[Dataset rows]
==============================

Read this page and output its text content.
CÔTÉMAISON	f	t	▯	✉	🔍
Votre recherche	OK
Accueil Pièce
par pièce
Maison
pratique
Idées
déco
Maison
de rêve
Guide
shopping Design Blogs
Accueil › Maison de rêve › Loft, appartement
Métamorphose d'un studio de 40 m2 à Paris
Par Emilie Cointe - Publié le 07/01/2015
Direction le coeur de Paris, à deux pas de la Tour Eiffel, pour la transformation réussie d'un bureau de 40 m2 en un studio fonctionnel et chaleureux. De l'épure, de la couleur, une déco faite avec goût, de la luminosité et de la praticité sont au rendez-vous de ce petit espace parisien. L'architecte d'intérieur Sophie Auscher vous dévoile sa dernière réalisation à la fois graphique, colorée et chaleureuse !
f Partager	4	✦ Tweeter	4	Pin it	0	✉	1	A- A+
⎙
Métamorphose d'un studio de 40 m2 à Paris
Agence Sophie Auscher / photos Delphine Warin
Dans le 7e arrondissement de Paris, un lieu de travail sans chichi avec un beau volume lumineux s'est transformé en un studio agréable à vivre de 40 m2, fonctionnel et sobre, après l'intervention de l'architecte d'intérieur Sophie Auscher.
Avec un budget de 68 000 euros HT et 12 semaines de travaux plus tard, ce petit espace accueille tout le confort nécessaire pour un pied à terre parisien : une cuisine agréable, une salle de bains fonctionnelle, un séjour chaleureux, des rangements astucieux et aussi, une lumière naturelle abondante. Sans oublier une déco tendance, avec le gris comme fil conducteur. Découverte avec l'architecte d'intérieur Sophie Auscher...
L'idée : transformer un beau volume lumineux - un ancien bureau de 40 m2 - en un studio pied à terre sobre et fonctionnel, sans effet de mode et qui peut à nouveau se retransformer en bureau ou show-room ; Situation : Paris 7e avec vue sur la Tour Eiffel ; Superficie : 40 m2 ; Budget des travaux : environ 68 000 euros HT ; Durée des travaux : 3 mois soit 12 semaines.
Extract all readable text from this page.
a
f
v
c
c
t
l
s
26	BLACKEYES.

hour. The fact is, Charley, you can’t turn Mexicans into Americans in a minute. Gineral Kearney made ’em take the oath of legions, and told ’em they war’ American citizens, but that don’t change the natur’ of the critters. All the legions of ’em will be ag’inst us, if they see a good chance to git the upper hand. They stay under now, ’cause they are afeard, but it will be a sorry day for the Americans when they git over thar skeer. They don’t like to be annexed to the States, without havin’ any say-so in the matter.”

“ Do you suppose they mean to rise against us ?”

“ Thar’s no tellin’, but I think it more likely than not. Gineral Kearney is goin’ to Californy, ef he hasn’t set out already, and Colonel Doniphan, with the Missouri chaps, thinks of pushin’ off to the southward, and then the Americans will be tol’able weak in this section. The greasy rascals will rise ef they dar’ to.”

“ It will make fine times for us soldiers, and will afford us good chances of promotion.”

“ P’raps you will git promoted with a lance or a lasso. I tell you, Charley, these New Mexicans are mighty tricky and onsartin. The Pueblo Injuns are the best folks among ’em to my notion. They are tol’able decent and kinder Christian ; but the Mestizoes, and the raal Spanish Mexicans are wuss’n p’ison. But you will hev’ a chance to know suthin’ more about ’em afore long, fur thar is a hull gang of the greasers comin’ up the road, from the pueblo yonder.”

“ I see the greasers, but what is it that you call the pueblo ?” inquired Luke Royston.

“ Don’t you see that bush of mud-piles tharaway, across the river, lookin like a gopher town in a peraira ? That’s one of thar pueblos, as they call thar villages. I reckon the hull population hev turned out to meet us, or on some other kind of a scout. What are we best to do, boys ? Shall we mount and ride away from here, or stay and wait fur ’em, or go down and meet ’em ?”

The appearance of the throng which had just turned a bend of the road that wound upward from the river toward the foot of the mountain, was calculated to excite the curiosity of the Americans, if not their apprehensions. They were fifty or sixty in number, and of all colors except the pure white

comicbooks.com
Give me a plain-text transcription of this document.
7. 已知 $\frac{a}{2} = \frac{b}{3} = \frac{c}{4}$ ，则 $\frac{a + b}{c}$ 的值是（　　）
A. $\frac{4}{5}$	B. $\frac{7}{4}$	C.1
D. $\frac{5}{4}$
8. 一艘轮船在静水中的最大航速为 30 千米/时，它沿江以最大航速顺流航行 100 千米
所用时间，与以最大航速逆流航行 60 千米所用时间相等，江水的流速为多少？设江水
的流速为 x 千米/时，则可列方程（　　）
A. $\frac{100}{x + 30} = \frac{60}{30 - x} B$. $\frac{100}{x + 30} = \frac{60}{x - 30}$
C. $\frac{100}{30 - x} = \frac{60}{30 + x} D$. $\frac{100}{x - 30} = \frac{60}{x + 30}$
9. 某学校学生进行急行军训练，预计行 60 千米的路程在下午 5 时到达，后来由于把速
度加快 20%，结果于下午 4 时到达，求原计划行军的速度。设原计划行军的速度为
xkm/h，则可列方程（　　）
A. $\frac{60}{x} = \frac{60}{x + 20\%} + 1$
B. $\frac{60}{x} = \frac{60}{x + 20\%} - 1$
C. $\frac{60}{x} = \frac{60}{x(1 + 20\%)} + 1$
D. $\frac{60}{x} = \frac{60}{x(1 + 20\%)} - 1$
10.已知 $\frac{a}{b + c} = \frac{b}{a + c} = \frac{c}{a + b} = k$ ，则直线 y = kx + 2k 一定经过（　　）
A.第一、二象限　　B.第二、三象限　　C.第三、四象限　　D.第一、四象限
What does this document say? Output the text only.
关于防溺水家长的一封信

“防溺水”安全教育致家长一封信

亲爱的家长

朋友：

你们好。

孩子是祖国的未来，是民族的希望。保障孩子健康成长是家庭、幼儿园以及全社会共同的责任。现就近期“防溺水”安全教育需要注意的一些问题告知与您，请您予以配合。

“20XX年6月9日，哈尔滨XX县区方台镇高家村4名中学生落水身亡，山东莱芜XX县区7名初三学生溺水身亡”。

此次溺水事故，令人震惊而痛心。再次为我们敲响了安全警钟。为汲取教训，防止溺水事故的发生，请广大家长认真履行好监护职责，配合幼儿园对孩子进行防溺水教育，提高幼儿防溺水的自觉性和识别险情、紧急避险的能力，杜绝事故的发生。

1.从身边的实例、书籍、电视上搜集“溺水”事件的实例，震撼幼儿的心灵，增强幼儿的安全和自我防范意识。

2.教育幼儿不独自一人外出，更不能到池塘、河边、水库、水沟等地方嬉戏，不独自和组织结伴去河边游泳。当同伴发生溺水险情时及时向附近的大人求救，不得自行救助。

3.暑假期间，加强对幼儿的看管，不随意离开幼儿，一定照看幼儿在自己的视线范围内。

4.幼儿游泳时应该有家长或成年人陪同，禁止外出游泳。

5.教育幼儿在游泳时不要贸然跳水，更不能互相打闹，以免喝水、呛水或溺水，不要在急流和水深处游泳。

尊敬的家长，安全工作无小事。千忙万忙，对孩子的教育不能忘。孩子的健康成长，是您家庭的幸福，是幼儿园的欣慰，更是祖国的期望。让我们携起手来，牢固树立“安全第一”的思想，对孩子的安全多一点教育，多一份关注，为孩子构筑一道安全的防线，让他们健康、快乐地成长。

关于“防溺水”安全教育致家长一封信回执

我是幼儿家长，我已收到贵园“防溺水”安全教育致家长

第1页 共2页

==============================

## Problem to solve
Return every line exactly.

## Full response
Read this page and output its text content.
CÔTÉMAISON	f	t	▯	✉	🔍
Votre recherche	OK
Accueil Pièce
par pièce
Maison
pratique
Idées
déco
Maison
de rêve
Guide
shopping Design Blogs
Accueil › Maison de rêve › Loft, appartement
Métamorphose d'un studio de 40 m2 à Paris
Par Emilie Cointe - Publié le 07/01/2015
Direction le coeur de Paris, à deux pas de la Tour Eiffel, pour la transformation réussie d'un bureau de 40 m2 en un studio fonctionnel et chaleureux. De l'épure, de la couleur, une déco faite avec goût, de la luminosité et de la praticité sont au rendez-vous de ce petit espace parisien. L'architecte d'intérieur Sophie Auscher vous dévoile sa dernière réalisation à la fois graphique, colorée et chaleureuse !
f Partager	4	✦ Tweeter	4	Pin it	0	✉	1	A- A+
⎙
Métamorphose d'un studio de 40 m2 à Paris
Agence Sophie Auscher / photos Delphine Warin
Dans le 7e arrondissement de Paris, un lieu de travail sans chichi avec un beau volume lumineux s'est transformé en un studio agréable à vivre de 40 m2, fonctionnel et sobre, après l'intervention de l'architecte d'intérieur Sophie Auscher.
Avec un budget de 68 000 euros HT et 12 semaines de travaux plus tard, ce petit espace accueille tout le confort nécessaire pour un pied à terre parisien : une cuisine agréable, une salle de bains fonctionnelle, un séjour chaleureux, des rangements astucieux et aussi, une lumière naturelle abondante. Sans oublier une déco tendance, avec le gris comme fil conducteur. Découverte avec l'architecte d'intérieur Sophie Auscher...
L'idée : transformer un beau volume lumineux - un ancien bureau de 40 m2 - en un studio pied à terre sobre et fonctionnel, sans effet de mode et qui peut à nouveau se retransformer en bureau ou show-room ; Situation : Paris 7e avec vue sur la Tour Eiffel ; Superficie : 40 m2 ; Budget des travaux : environ 68 000 euros HT ; Durée des travaux : 3 mois soit 12 semaines.
Extract all readable text from this page.
a
f
v
c
c
t
l
s
26	BLACKEYES.

hour. The fact is, Charley, you can’t turn Mexicans into Americans in a minute. Gineral Kearney made ’em take the oath of legions, and told ’em they war’ American citizens, but that don’t change the natur’ of the critters. All the legions of ’em will be ag’inst us, if they see a good chance to git the upper hand. They stay under now, ’cause they are afeard, but it will be a sorry day for the Americans when they git over thar skeer. They don’t like to be annexed to the States, without havin’ any say-so in the matter.”

“ Do you suppose they mean to rise against us ?”

“ Thar’s no tellin’, but I think it more likely than not. Gineral Kearney is goin’ to Californy, ef he hasn’t set out already, and Colonel Doniphan, with the Missouri chaps, thinks of pushin’ off to the southward, and then the Americans will be tol’able weak in this section. The greasy rascals will rise ef they dar’ to.”

“ It will make fine times for us soldiers, and will afford us good chances of promotion.”

“ P’raps you will git promoted with a lance or a lasso. I tell you, Charley, these New Mexicans are mighty tricky and onsartin. The Pueblo Injuns are the best folks among ’em to my notion. They are tol’able decent and kinder Christian ; but the Mestizoes, and the raal Spanish Mexicans are wuss’n p’ison. But you will hev’ a chance to know suthin’ more about ’em afore long, fur thar is a hull gang of the greasers comin’ up the road, from the pueblo yonder.”

“ I see the greasers, but what is it that you call the pueblo ?” inquired Luke Royston.

“ Don’t you see that bush of mud-piles tharaway, across the river, lookin like a gopher town in a peraira ? That’s one of thar pueblos, as they call thar villages. I reckon the hull population hev turned out to meet us, or on some other kind of a scout. What are we best to do, boys ? Shall we mount and ride away from here, or stay and wait fur ’em, or go down and meet ’em ?”

The appearance of the throng which had just turned a bend of the road that wound upward from the river toward the foot of the mountain, was calculated to excite the curiosity of the Americans, if not their apprehensions. They were fifty or sixty in number, and of all colors except the pure white

comicbooks.com
Give me a plain-text transcription of this document.
7. 已知 $\frac{a}{2} = \frac{b}{3} = \frac{c}{4}$ ，则 $\frac{a + b}{c}$ 的值是（　　）
A. $\frac{4}{5}$	B. $\frac{7}{4}$	C.1
D. $\frac{5}{4}$
8. 一艘轮船在静水中的最大航速为 30 千米/时，它沿江以最大航速顺流航行 100 千米
所用时间，与以最大航速逆流航行 60 千米所用时间相等，江水的流速为多少？设江水
的流速为 x 千米/时，则可列方程（　　）
A. $\frac{100}{x + 30} = \frac{60}{30 - x} B$. $\frac{100}{x + 30} = \frac{60}{x - 30}$
C. $\frac{100}{30 - x} = \frac{60}{30 + x} D$. $\frac{100}{x - 30} = \frac{60}{x + 30}$
9. 某学校学生进行急行军训练，预计行 60 千米的路程在下午 5 时到达，后来由于把速
度加快 20%，结果于下午 4 时到达，求原计划行军的速度。设原计划行军的速度为
xkm/h，则可列方程（　　）
A. $\frac{60}{x} = \frac{60}{x + 20\%} + 1$
B. $\frac{60}{x} = \frac{60}{x + 20\%} - 1$
C. $\frac{60}{x} = \frac{60}{x(1 + 20\%)} + 1$
D. $\frac{60}{x} = \frac{60}{x(1 + 20\%)} - 1$
10.已知 $\frac{a}{b + c} = \frac{b}{a + c} = \frac{c}{a + b} = k$ ，则直线 y = kx + 2k 一定经过（　　）
A.第一、二象限　　B.第二、三象限　　C.第三、四象限　　D.第一、四象限
What does this document say? Output the text only.
关于防溺水家长的一封信

“防溺水”安全教育致家长一封信

亲爱的家长

朋友：

你们好。

孩子是祖国的未来，是民族的希望。保障孩子健康成长是家庭、幼儿园以及全社会共同的责任。现就近期“防溺水”安全教育需要注意的一些问题告知与您，请您予以配合。

“20XX年6月9日，哈尔滨XX县区方台镇高家村4名中学生落水身亡，山东莱芜XX县区7名初三学生溺水身亡”。

此次溺水事故，令人震惊而痛心。再次为我们敲响了安全警钟。为汲取教训，防止溺水事故的发生，请广大家长认真履行好监护职责，配合幼儿园对孩子进行防溺水教育，提高幼儿防溺水的自觉性和识别险情、紧急避险的能力，杜绝事故的发生。

1.从身边的实例、书籍、电视上搜集“溺水”事件的实例，震撼幼儿的心灵，增强幼儿的安全和自我防范意识。

2.教育幼儿不独自一人外出，更不能到池塘、河边、水库、水沟等地方嬉戏，不独自和组织结伴去河边游泳。当同伴发生溺水险情时及时向附近的大人求救，不得自行救助。

3.暑假期间，加强对幼儿的看管，不随意离开幼儿，一定照看幼儿在自己的视线范围内。

4.幼儿游泳时应该有家长或成年人陪同，禁止外出游泳。

5.教育幼儿在游泳时不要贸然跳水，更不能互相打闹，以免喝水、呛水或溺水，不要在急流和水深处游泳。

尊敬的家长，安全工作无小事。千忙万忙，对孩子的教育不能忘。孩子的健康成长，是您家庭的幸福，是幼儿园的欣慰，更是祖国的期望。让我们携起手来，牢固树立“安全第一”的思想，对孩子的安全多一点教育，多一份关注，为孩子构筑一道安全的防线，让他们健康、快乐地成长。

关于“防溺水”安全教育致家长一封信回执

我是幼儿家长，我已收到贵园“防溺水”安全教育致家长

第1页 共2页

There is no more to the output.